▶ **Input for this task**
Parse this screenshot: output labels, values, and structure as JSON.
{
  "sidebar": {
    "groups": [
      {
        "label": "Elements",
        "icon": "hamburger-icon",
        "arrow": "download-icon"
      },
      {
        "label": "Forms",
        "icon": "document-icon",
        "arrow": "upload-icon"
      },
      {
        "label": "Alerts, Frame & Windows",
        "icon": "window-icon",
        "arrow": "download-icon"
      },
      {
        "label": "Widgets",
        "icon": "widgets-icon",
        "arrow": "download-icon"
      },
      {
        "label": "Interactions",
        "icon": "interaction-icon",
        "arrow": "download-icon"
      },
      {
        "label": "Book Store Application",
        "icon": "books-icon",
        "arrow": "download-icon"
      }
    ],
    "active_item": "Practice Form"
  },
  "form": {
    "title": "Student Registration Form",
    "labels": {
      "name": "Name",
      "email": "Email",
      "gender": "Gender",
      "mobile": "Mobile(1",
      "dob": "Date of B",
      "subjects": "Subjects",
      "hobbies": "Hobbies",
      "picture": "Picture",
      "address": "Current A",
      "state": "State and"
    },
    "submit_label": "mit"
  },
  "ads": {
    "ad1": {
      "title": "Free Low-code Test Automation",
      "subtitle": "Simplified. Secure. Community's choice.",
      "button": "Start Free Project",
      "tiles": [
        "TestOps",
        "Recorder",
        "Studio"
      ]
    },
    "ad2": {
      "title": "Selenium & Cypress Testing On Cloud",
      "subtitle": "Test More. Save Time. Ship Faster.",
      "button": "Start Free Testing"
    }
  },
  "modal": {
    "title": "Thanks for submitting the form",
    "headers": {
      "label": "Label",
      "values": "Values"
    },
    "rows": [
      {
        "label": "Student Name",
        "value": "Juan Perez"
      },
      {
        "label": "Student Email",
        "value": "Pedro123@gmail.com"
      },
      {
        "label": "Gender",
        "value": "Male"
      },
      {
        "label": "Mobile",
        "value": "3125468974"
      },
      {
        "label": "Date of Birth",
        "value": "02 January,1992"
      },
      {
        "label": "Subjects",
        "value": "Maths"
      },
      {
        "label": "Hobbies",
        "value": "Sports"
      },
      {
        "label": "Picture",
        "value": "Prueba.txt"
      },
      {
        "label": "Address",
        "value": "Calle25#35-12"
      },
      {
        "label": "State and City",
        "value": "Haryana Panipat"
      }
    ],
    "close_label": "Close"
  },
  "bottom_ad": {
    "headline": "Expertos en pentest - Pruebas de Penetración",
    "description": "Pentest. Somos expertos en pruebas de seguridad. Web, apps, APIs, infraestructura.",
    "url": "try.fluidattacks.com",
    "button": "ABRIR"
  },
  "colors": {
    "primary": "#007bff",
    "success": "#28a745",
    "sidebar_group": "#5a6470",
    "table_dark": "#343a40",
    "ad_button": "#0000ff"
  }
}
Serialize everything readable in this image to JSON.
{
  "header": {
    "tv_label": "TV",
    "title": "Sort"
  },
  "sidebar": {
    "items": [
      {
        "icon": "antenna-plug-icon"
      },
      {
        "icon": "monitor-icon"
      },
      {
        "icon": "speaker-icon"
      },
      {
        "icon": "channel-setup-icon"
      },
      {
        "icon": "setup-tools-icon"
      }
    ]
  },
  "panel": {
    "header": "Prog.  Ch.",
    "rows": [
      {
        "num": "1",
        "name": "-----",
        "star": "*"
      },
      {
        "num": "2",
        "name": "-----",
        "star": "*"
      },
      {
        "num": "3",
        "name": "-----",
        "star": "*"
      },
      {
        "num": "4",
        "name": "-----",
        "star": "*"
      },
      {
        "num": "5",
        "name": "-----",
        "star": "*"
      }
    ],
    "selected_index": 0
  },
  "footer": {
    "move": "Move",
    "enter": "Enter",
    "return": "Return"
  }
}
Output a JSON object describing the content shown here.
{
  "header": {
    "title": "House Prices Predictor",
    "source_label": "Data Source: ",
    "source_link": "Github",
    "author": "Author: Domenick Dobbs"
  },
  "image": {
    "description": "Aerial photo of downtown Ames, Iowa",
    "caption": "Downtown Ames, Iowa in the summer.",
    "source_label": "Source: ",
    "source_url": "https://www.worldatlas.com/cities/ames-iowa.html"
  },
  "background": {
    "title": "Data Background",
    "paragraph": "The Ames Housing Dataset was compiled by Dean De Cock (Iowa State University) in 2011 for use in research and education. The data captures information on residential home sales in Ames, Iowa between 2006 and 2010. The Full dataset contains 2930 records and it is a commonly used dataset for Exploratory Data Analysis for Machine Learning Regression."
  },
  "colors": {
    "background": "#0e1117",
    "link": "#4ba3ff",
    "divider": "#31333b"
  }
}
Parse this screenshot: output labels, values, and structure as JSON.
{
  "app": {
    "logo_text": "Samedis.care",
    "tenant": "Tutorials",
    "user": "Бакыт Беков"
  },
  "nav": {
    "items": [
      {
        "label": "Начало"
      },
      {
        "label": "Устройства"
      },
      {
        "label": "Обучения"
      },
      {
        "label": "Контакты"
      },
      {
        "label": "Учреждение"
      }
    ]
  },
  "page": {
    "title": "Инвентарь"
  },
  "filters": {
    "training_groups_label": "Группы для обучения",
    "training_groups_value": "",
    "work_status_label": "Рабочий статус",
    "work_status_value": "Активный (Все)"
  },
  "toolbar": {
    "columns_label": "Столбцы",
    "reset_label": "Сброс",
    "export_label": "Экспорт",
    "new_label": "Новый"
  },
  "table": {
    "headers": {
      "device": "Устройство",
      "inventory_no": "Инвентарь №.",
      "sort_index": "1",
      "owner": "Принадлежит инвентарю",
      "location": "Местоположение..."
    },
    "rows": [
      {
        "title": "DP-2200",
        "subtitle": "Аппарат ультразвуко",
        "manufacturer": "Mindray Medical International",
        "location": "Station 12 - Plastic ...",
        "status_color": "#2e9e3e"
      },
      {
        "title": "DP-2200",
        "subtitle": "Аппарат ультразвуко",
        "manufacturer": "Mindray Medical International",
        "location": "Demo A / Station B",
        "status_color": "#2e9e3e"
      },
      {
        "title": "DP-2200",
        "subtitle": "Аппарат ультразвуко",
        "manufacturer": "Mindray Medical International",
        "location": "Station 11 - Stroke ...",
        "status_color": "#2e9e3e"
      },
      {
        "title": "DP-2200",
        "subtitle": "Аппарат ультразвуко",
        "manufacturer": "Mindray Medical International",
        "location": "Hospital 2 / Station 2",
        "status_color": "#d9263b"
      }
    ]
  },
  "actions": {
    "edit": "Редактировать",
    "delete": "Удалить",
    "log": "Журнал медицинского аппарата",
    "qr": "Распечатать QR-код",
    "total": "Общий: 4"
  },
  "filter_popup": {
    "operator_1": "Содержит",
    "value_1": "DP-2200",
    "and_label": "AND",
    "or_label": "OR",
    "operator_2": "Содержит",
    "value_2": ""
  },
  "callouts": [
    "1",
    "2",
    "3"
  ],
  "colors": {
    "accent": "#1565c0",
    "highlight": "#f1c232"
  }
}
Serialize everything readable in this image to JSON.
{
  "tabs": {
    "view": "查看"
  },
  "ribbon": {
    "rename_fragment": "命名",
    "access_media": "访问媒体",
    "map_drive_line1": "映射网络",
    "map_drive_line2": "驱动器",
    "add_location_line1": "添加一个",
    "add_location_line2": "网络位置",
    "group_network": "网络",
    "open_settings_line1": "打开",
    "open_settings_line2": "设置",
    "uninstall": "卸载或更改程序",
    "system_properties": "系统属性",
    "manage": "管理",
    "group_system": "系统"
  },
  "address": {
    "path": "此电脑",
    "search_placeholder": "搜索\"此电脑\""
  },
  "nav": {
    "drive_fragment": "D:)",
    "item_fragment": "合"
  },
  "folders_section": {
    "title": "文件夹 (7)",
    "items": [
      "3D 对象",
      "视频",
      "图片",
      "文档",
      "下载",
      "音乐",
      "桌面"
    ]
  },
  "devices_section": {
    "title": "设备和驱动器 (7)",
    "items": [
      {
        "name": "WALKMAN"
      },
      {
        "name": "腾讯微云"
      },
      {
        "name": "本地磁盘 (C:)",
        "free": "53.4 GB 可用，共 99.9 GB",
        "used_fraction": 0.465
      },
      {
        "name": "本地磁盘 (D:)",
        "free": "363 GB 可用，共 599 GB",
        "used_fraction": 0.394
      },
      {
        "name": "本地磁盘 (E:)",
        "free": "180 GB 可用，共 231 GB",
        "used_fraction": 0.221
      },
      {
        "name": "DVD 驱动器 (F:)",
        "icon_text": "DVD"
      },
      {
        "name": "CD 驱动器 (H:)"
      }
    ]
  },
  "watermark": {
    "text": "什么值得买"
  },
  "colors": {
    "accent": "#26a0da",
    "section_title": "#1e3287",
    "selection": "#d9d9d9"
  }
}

▶ **Set task**
Check each line of the records for the word "Start", and show the lines that contain it.

▶ **Response to the exercise**
      "button": "Start Free Project",
      "button": "Start Free Testing"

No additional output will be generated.